I spent most of the day wrapping things up in Wolfville, bade farewell to Acadia University (it's funny to think that another month/year has gone by), and headed to Halifax along NS-101. It's a pretty drive as far as St. Croix (especially the mud flats at Windsor--a somewhat unexpected by-product of the causeway that was built there a couple of decades ago), but it then heads inland across the province and is pretty dull--lots of coniferous trees in a rocky landscape.

Drew Campbell (a fellow Shad Acadia '91 alumnus) was kind enough to put me up for the night. We headed out to the Granite Brewery for dinner (the "peculiar" was excellent, and the food wasn't bad either--highly recommended!), and chatted about life and the ways of the world. I'm afraid I wasn't terrific company because I had had roughly 3 hours sleep the night before. :(

Saturday August 1
Halifax, NS: 198 269 kms

Had breakfast with Drew at Smitty's, then headed east, across the MacDonald bridge (nice view) and out NS-7, NS-107, and NS-7. The ``Marine Drive'' (coast-hugging road from Halifax to the Canso Causeway) consists mainy of rocky coast crammed with conifers. It's a pleasant, relaxing and scenic drive, but it isn't in the same league as the ``Evangeline'' or ``Glooscap'' scenic trails. Stopped for lunch at an awesome restaurant just past the end of the "new" expressway (NS-107)... I only wish that I could remember the name!

━━━━━━━━━━━━━━━━━━━━━━━━━━━━━━

WHAT THIS TASK INVOLVES:
In the travel journal excerpt, where did the writer and Drew Campbell go for dinner?

━━━━━━━━━━━━━━━━━━━━━━━━━━━━━━

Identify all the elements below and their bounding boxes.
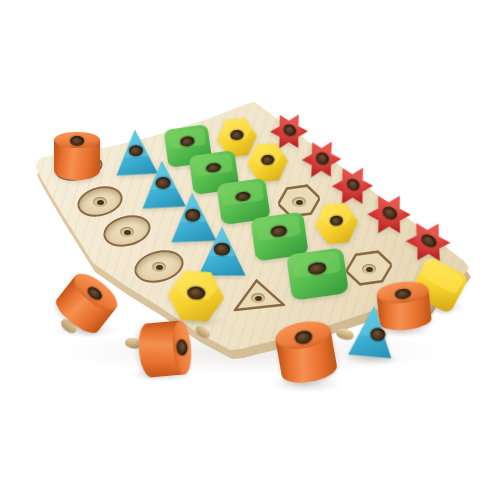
peg-hole-center	[366, 267, 373, 272]
piece-blue-triangle[interactable]	[347, 302, 398, 360]
piece-yellow-hexagon[interactable]	[166, 267, 226, 325]
piece-yellow-hexagon[interactable]	[313, 200, 360, 247]
peg-hole-center	[124, 230, 131, 235]
peg-hole-opening	[230, 129, 244, 140]
piece-yellow-hexagon[interactable]	[245, 140, 289, 184]
product-photo-shape-sorter	[0, 0, 500, 500]
piece-green-square[interactable]	[286, 247, 349, 300]
piece-orange-cylinder[interactable]	[137, 320, 194, 378]
piece-orange-cylinder[interactable]	[273, 318, 339, 387]
peg-hole-center	[296, 200, 303, 205]
piece-orange-cylinder[interactable]	[54, 132, 100, 180]
peg-hole-center	[255, 296, 262, 301]
peg-hole-center	[156, 265, 163, 270]
peg-hole-opening	[70, 136, 84, 146]
peg-hole-opening	[129, 144, 144, 156]
peg-hole-center	[97, 200, 104, 205]
peg-hole-opening	[260, 154, 274, 165]
peg-hole-opening	[328, 215, 343, 226]
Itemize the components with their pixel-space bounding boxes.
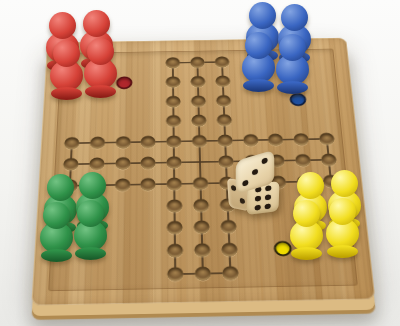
pieces-layer [0, 0, 400, 326]
die-pip [254, 196, 260, 202]
die-pip [240, 198, 245, 204]
blue-peg[interactable] [241, 32, 275, 92]
die-pip [243, 179, 249, 186]
die-pip [254, 205, 260, 211]
wooden-die[interactable] [228, 158, 282, 214]
die-pip [261, 158, 267, 165]
red-peg[interactable] [49, 40, 83, 100]
ludo-board-scene [0, 0, 400, 326]
die-pip [265, 194, 271, 200]
red-peg[interactable] [83, 38, 117, 98]
yellow-peg[interactable] [325, 198, 359, 258]
blue-peg[interactable] [275, 34, 309, 94]
die-pip [266, 185, 272, 191]
die-pip [252, 169, 258, 176]
yellow-peg[interactable] [289, 200, 323, 260]
green-peg[interactable] [39, 202, 73, 262]
die-pip [265, 203, 271, 209]
green-peg[interactable] [73, 200, 107, 260]
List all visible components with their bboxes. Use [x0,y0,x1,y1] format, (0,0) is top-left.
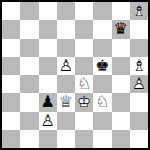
square-h5[interactable]: ♝♗ [130,57,148,75]
square-e1[interactable] [75,130,93,148]
square-e2[interactable] [75,112,93,130]
white-pawn-glyph: ♙ [132,76,146,92]
square-f8[interactable] [93,2,111,20]
black-pawn-glyph: ♟ [40,94,54,110]
square-h3[interactable] [130,93,148,111]
white-knight-glyph: ♘ [77,76,91,92]
square-g4[interactable] [112,75,130,93]
square-c5[interactable] [39,57,57,75]
square-c6[interactable] [39,39,57,57]
square-a4[interactable] [2,75,20,93]
square-e3[interactable]: ♚♔ [75,93,93,111]
square-e7[interactable] [75,20,93,38]
white-bishop-glyph: ♗ [132,58,146,74]
square-g8[interactable] [112,2,130,20]
square-g6[interactable] [112,39,130,57]
white-pawn: ♟♙ [57,57,75,75]
square-f5[interactable]: ♚ [93,57,111,75]
square-a5[interactable] [2,57,20,75]
square-a7[interactable] [2,20,20,38]
white-pawn-glyph: ♙ [40,113,54,129]
square-f6[interactable] [93,39,111,57]
square-b1[interactable] [20,130,38,148]
square-d5[interactable]: ♟♙ [57,57,75,75]
square-c1[interactable] [39,130,57,148]
chess-board: ♝♗♛♟♙♚♝♗♞♘♟♙♟♛♕♚♔♞♘♟♙ [0,0,150,150]
square-g3[interactable] [112,93,130,111]
square-a2[interactable] [2,112,20,130]
square-d3[interactable]: ♛♕ [57,93,75,111]
square-h6[interactable] [130,39,148,57]
square-d1[interactable] [57,130,75,148]
white-king: ♚♔ [75,93,93,111]
square-h8[interactable]: ♝♗ [130,2,148,20]
square-g1[interactable] [112,130,130,148]
square-a6[interactable] [2,39,20,57]
square-f2[interactable] [93,112,111,130]
square-h1[interactable] [130,130,148,148]
square-f4[interactable] [93,75,111,93]
black-king-glyph: ♚ [95,58,109,74]
square-b7[interactable] [20,20,38,38]
square-c4[interactable] [39,75,57,93]
square-e4[interactable]: ♞♘ [75,75,93,93]
white-king-glyph: ♔ [77,94,91,110]
square-b3[interactable] [20,93,38,111]
square-g5[interactable] [112,57,130,75]
square-f3[interactable]: ♞♘ [93,93,111,111]
square-a1[interactable] [2,130,20,148]
square-f1[interactable] [93,130,111,148]
white-knight-glyph: ♘ [95,94,109,110]
square-e8[interactable] [75,2,93,20]
white-knight: ♞♘ [93,93,111,111]
square-b6[interactable] [20,39,38,57]
black-queen: ♛ [112,20,130,38]
square-h2[interactable] [130,112,148,130]
square-f7[interactable] [93,20,111,38]
square-e6[interactable] [75,39,93,57]
white-bishop: ♝♗ [130,57,148,75]
white-bishop: ♝♗ [130,2,148,20]
square-d2[interactable] [57,112,75,130]
square-d4[interactable] [57,75,75,93]
square-c2[interactable]: ♟♙ [39,112,57,130]
square-a3[interactable] [2,93,20,111]
white-bishop-glyph: ♗ [132,3,146,19]
black-pawn: ♟ [39,93,57,111]
square-b8[interactable] [20,2,38,20]
white-pawn: ♟♙ [130,75,148,93]
white-knight: ♞♘ [75,75,93,93]
square-b2[interactable] [20,112,38,130]
white-queen: ♛♕ [57,93,75,111]
square-g2[interactable] [112,112,130,130]
square-g7[interactable]: ♛ [112,20,130,38]
square-b5[interactable] [20,57,38,75]
square-a8[interactable] [2,2,20,20]
black-queen-glyph: ♛ [113,21,127,37]
square-c3[interactable]: ♟ [39,93,57,111]
square-h4[interactable]: ♟♙ [130,75,148,93]
white-pawn-glyph: ♙ [59,58,73,74]
square-d8[interactable] [57,2,75,20]
square-h7[interactable] [130,20,148,38]
white-queen-glyph: ♕ [59,94,73,110]
square-b4[interactable] [20,75,38,93]
black-king: ♚ [93,57,111,75]
square-d6[interactable] [57,39,75,57]
white-pawn: ♟♙ [39,112,57,130]
square-c7[interactable] [39,20,57,38]
square-c8[interactable] [39,2,57,20]
square-e5[interactable] [75,57,93,75]
square-d7[interactable] [57,20,75,38]
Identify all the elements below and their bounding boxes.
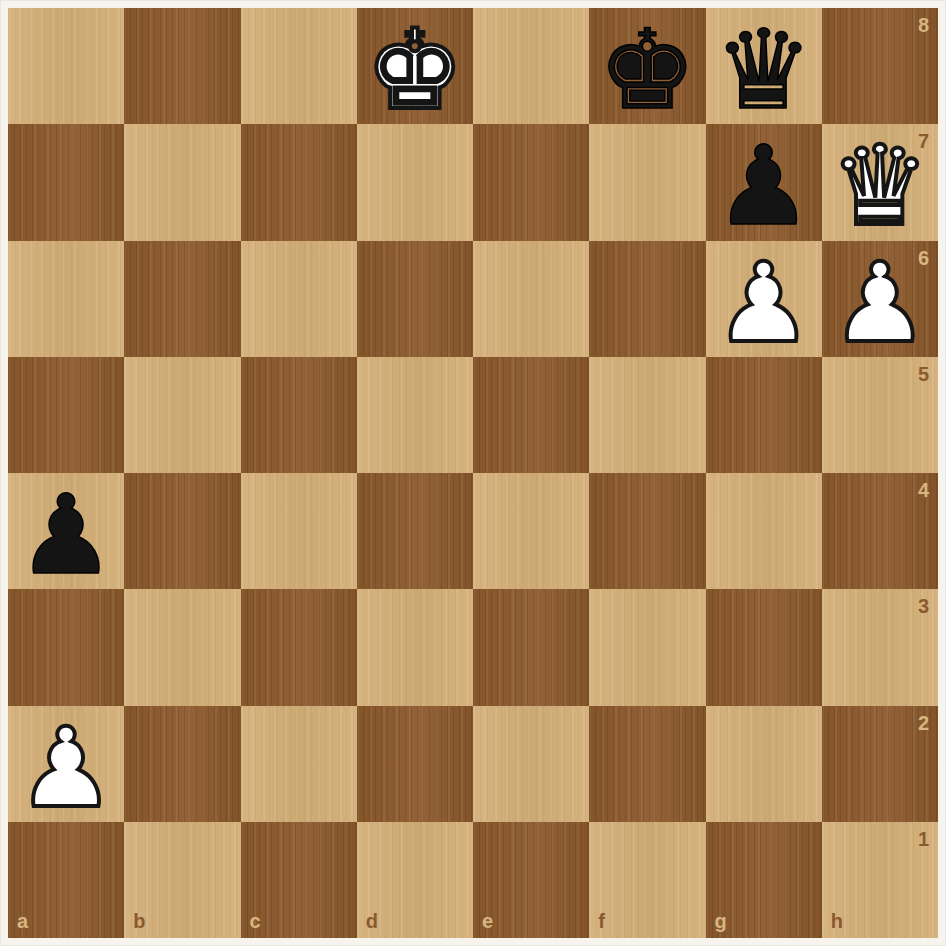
square-b8[interactable]: [124, 8, 240, 124]
square-e1[interactable]: e: [473, 822, 589, 938]
file-label-a: a: [17, 911, 28, 931]
square-a5[interactable]: [8, 357, 124, 473]
file-label-f: f: [598, 911, 605, 931]
white-pawn[interactable]: ♟: [714, 248, 813, 357]
square-e3[interactable]: [473, 589, 589, 705]
square-g1[interactable]: g: [706, 822, 822, 938]
square-c5[interactable]: [241, 357, 357, 473]
file-label-h: h: [831, 911, 843, 931]
square-d5[interactable]: [357, 357, 473, 473]
square-h6[interactable]: ♟6: [822, 241, 938, 357]
square-g2[interactable]: [706, 706, 822, 822]
square-f7[interactable]: [589, 124, 705, 240]
square-b4[interactable]: [124, 473, 240, 589]
square-a1[interactable]: a: [8, 822, 124, 938]
square-e7[interactable]: [473, 124, 589, 240]
black-king[interactable]: ♚: [598, 15, 697, 124]
file-label-d: d: [366, 911, 378, 931]
black-pawn[interactable]: ♟: [17, 480, 116, 589]
rank-label-6: 6: [918, 248, 929, 268]
white-pawn[interactable]: ♟: [831, 248, 930, 357]
square-c7[interactable]: [241, 124, 357, 240]
chess-board: ♚♚♛8♟♛7♟♟65♟43♟2abcdefg1h: [8, 8, 938, 938]
square-b7[interactable]: [124, 124, 240, 240]
square-f4[interactable]: [589, 473, 705, 589]
square-e5[interactable]: [473, 357, 589, 473]
chess-board-frame: ♚♚♛8♟♛7♟♟65♟43♟2abcdefg1h: [0, 0, 946, 946]
square-h4[interactable]: 4: [822, 473, 938, 589]
square-a2[interactable]: ♟: [8, 706, 124, 822]
rank-label-7: 7: [918, 131, 929, 151]
square-a8[interactable]: [8, 8, 124, 124]
square-d1[interactable]: d: [357, 822, 473, 938]
square-g5[interactable]: [706, 357, 822, 473]
square-a7[interactable]: [8, 124, 124, 240]
square-d4[interactable]: [357, 473, 473, 589]
square-a3[interactable]: [8, 589, 124, 705]
square-c4[interactable]: [241, 473, 357, 589]
square-f6[interactable]: [589, 241, 705, 357]
rank-label-1: 1: [918, 829, 929, 849]
square-d2[interactable]: [357, 706, 473, 822]
square-e6[interactable]: [473, 241, 589, 357]
square-a6[interactable]: [8, 241, 124, 357]
square-b6[interactable]: [124, 241, 240, 357]
white-queen[interactable]: ♛: [831, 131, 930, 240]
square-h8[interactable]: 8: [822, 8, 938, 124]
square-c1[interactable]: c: [241, 822, 357, 938]
rank-label-4: 4: [918, 480, 929, 500]
square-e8[interactable]: [473, 8, 589, 124]
square-h2[interactable]: 2: [822, 706, 938, 822]
file-label-e: e: [482, 911, 493, 931]
square-h5[interactable]: 5: [822, 357, 938, 473]
file-label-b: b: [133, 911, 145, 931]
square-c2[interactable]: [241, 706, 357, 822]
square-f8[interactable]: ♚: [589, 8, 705, 124]
square-h1[interactable]: 1h: [822, 822, 938, 938]
file-label-c: c: [250, 911, 261, 931]
square-a4[interactable]: ♟: [8, 473, 124, 589]
white-king[interactable]: ♚: [366, 15, 465, 124]
square-d6[interactable]: [357, 241, 473, 357]
square-g4[interactable]: [706, 473, 822, 589]
white-pawn[interactable]: ♟: [17, 713, 116, 822]
square-g8[interactable]: ♛: [706, 8, 822, 124]
square-g3[interactable]: [706, 589, 822, 705]
square-b5[interactable]: [124, 357, 240, 473]
black-queen[interactable]: ♛: [714, 15, 813, 124]
square-b1[interactable]: b: [124, 822, 240, 938]
rank-label-5: 5: [918, 364, 929, 384]
rank-label-8: 8: [918, 15, 929, 35]
square-d7[interactable]: [357, 124, 473, 240]
square-b3[interactable]: [124, 589, 240, 705]
square-g6[interactable]: ♟: [706, 241, 822, 357]
square-c8[interactable]: [241, 8, 357, 124]
square-e2[interactable]: [473, 706, 589, 822]
square-d8[interactable]: ♚: [357, 8, 473, 124]
square-f2[interactable]: [589, 706, 705, 822]
square-e4[interactable]: [473, 473, 589, 589]
square-h3[interactable]: 3: [822, 589, 938, 705]
square-f5[interactable]: [589, 357, 705, 473]
square-f1[interactable]: f: [589, 822, 705, 938]
square-d3[interactable]: [357, 589, 473, 705]
rank-label-2: 2: [918, 713, 929, 733]
file-label-g: g: [715, 911, 727, 931]
square-c3[interactable]: [241, 589, 357, 705]
square-b2[interactable]: [124, 706, 240, 822]
black-pawn[interactable]: ♟: [714, 131, 813, 240]
square-c6[interactable]: [241, 241, 357, 357]
square-f3[interactable]: [589, 589, 705, 705]
square-h7[interactable]: ♛7: [822, 124, 938, 240]
rank-label-3: 3: [918, 596, 929, 616]
square-g7[interactable]: ♟: [706, 124, 822, 240]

━━━━━━━━━━━━━━━━━━━━━━━━━━━━━━

CORRECT RESULT:
The Granite Brewery.